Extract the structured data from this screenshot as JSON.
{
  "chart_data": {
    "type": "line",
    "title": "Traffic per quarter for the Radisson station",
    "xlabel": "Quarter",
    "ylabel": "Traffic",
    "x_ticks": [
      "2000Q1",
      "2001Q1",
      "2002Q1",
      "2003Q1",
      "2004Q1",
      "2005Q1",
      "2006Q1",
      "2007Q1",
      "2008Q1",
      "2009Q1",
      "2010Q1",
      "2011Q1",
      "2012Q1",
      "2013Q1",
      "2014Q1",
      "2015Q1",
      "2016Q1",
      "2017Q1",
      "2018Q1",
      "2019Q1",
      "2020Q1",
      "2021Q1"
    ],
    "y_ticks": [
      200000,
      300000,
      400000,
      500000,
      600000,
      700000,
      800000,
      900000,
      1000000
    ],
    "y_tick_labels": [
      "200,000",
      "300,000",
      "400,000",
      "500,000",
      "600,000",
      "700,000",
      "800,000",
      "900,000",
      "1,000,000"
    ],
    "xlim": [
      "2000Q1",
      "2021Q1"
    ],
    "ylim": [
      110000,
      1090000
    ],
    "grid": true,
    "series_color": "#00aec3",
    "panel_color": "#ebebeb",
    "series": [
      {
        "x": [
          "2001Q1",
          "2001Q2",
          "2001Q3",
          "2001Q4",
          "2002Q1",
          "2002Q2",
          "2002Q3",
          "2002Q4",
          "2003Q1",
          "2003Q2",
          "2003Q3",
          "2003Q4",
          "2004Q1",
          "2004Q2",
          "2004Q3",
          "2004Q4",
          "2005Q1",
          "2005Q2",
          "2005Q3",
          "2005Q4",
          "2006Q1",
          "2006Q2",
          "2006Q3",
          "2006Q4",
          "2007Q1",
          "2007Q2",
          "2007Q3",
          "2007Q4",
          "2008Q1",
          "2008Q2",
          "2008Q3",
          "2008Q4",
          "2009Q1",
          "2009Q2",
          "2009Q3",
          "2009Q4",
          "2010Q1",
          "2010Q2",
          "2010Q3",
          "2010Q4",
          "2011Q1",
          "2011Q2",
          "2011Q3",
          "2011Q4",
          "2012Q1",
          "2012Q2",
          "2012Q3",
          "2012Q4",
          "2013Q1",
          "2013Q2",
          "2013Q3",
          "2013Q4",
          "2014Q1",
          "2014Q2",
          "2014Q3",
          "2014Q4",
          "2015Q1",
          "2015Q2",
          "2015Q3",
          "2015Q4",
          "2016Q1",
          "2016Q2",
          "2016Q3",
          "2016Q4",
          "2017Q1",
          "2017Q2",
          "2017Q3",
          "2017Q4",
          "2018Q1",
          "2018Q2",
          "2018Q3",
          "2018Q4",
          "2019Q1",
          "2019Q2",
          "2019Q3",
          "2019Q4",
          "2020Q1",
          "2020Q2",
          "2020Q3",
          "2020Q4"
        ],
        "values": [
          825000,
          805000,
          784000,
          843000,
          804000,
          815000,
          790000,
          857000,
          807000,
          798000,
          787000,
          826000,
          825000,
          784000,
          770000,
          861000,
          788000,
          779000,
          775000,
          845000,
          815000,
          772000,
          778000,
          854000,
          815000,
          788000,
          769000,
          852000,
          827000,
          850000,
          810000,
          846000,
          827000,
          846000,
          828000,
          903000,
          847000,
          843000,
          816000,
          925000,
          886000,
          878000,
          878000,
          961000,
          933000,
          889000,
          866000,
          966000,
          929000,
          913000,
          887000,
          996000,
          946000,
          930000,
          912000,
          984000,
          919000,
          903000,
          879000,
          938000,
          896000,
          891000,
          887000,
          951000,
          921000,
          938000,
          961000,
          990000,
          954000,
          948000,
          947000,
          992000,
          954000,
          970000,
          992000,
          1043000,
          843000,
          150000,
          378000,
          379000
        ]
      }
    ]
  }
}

● Task goal:
Scan the lines for the string "Traffic". Pick out every line that has it.

● Output below:
    "title": "Traffic per quarter for the Radisson station",
    "ylabel": "Traffic",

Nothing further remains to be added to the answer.